DATA PROVIDED =
Begin

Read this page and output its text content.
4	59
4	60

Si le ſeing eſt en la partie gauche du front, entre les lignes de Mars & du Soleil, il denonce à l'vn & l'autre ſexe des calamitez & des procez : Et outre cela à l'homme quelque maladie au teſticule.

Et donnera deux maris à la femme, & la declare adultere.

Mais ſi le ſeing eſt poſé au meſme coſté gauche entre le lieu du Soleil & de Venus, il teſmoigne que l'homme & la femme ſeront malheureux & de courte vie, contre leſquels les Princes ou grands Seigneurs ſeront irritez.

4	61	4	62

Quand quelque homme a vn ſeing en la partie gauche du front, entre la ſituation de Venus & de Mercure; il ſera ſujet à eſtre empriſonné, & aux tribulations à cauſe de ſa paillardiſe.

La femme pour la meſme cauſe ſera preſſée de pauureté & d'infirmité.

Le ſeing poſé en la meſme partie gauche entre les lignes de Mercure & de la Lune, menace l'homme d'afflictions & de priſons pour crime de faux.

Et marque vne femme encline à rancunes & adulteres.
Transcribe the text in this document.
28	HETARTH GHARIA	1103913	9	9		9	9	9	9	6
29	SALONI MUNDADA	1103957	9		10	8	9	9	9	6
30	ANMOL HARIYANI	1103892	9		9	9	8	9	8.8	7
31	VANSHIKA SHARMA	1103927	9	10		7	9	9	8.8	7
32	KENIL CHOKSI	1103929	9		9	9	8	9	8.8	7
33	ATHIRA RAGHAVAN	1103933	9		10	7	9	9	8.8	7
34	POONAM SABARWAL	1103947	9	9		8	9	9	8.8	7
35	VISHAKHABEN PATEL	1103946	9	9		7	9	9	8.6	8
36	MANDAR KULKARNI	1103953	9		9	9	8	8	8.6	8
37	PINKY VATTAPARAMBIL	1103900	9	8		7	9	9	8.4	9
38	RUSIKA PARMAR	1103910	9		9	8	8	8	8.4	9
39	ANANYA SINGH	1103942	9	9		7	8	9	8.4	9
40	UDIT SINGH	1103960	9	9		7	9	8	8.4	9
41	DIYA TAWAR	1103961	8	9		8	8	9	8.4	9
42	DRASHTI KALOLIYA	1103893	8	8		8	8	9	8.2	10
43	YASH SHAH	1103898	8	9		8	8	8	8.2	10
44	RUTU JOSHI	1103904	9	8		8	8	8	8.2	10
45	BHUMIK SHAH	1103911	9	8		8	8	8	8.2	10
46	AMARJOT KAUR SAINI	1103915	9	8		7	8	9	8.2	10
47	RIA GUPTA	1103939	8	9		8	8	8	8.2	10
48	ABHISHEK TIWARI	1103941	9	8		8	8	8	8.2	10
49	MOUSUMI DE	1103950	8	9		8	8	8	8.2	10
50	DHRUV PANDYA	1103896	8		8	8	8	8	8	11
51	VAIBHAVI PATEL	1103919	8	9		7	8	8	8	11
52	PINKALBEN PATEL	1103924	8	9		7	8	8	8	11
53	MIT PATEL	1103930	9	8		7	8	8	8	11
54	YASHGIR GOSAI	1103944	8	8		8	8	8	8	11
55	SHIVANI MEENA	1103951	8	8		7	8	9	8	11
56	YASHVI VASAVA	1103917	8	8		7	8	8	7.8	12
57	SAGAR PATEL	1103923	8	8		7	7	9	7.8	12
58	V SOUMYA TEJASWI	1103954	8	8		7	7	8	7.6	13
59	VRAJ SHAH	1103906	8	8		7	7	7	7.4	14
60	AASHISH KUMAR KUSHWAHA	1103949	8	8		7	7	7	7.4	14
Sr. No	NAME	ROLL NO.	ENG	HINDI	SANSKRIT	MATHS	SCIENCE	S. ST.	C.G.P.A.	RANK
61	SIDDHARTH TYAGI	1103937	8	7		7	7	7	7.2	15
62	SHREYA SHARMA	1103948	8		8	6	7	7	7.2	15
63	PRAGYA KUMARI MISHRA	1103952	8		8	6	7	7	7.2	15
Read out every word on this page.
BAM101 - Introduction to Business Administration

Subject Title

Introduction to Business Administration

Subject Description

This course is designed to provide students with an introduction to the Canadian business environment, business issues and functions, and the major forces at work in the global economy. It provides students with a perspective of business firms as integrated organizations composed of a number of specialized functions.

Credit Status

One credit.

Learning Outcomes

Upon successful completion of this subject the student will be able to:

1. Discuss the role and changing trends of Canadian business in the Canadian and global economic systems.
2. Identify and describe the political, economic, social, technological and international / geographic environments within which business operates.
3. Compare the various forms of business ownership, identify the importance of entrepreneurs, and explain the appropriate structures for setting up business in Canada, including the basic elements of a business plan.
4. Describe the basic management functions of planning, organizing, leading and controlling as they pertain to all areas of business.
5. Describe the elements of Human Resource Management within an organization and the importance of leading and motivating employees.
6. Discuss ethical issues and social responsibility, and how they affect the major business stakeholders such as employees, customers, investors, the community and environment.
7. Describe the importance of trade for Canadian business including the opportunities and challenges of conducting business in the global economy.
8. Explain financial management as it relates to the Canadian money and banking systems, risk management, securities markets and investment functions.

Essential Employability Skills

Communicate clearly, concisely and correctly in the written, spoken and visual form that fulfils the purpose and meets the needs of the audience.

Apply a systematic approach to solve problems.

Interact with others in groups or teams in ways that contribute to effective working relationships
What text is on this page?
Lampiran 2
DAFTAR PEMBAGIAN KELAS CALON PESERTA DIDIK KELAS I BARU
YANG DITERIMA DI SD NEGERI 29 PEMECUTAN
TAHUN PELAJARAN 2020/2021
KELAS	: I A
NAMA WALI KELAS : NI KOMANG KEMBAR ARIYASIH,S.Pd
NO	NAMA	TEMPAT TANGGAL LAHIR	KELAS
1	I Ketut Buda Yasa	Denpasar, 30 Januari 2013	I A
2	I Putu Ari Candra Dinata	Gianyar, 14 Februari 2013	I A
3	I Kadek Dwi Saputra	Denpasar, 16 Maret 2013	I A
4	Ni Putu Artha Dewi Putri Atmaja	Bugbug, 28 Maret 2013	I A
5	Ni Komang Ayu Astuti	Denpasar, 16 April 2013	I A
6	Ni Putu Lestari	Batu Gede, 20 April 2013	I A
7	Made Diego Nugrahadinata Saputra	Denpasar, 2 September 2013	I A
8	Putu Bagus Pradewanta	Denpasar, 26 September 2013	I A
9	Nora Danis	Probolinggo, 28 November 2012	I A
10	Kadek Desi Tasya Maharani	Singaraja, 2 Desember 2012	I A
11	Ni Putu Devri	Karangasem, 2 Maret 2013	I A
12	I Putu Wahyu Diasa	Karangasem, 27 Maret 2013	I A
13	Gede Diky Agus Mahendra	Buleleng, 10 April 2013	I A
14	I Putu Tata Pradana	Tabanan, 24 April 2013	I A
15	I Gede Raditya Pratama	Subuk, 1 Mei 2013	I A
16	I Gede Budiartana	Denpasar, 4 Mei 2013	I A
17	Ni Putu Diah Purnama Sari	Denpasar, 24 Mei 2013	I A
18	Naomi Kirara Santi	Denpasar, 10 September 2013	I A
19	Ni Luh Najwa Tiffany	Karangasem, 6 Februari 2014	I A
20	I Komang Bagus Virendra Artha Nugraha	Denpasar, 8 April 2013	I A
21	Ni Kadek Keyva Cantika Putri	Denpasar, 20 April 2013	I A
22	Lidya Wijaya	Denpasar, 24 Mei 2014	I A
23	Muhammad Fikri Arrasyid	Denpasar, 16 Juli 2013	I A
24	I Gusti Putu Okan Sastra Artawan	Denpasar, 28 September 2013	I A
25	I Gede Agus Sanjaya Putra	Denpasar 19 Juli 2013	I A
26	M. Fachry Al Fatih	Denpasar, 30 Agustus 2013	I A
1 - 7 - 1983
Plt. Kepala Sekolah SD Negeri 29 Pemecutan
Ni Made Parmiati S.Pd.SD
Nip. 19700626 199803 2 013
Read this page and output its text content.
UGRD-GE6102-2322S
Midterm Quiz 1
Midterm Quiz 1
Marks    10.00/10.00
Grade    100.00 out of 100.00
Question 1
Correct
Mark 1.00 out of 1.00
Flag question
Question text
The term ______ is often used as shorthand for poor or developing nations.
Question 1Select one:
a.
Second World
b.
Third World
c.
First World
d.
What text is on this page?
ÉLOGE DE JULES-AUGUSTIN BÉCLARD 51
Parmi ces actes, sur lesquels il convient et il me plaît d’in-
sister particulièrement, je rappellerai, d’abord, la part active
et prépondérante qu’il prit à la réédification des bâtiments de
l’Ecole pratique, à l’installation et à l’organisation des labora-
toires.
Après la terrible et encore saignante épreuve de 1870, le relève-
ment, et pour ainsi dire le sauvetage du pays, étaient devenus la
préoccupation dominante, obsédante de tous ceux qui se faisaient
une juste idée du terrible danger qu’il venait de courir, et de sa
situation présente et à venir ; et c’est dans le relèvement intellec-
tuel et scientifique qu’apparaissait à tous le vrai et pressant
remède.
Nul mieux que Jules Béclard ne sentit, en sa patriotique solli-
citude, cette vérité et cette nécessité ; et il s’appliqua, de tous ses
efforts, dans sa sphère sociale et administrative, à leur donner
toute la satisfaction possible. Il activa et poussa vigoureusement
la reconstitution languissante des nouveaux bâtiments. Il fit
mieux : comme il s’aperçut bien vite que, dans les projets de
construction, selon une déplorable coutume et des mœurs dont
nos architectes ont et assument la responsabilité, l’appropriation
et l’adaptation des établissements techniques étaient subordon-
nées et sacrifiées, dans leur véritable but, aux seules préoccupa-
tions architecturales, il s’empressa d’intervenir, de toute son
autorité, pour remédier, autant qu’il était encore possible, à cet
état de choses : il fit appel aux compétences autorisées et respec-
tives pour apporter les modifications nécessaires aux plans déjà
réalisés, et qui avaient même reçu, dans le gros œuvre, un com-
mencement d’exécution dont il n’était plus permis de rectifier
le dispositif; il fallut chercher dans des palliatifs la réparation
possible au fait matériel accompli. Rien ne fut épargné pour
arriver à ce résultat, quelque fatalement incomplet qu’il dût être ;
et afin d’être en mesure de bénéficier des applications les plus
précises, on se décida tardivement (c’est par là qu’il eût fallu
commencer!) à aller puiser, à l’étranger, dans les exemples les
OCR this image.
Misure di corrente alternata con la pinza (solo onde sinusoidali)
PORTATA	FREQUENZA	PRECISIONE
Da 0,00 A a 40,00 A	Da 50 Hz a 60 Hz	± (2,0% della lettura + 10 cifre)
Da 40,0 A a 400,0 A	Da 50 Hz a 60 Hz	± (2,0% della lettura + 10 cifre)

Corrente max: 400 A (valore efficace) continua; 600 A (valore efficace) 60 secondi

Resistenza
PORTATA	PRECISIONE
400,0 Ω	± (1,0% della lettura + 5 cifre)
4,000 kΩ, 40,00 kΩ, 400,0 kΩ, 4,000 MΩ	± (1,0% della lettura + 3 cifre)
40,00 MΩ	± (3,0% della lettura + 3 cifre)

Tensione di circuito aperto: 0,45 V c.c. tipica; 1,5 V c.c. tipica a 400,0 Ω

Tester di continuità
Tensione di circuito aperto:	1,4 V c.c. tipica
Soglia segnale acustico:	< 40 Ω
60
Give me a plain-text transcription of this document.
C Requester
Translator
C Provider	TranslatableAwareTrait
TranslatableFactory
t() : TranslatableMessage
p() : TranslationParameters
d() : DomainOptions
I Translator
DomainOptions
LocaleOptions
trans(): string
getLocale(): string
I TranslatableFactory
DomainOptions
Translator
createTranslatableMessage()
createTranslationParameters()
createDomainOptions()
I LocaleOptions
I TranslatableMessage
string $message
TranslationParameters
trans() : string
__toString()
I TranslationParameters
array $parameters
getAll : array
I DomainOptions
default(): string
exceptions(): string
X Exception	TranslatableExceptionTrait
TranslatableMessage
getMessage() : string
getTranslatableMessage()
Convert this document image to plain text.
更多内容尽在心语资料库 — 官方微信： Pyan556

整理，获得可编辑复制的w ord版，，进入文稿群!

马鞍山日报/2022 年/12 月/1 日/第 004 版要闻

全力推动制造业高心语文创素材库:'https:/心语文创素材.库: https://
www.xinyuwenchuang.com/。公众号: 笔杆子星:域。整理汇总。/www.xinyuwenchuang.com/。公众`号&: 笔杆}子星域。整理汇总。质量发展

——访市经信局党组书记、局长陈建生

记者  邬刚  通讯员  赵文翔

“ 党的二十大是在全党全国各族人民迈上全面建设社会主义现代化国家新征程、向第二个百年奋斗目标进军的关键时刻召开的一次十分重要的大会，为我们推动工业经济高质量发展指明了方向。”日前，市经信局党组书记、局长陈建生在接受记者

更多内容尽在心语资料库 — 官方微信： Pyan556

End

EXERCISE BRIEF = Search the lines for the string "encore" and copy every line that has it.

REPLY TO THE TASK =
Après la terrible et encore saignante épreuve de 1870, le relève-
autorité, pour remédier, autant qu’il était encore possible, à cet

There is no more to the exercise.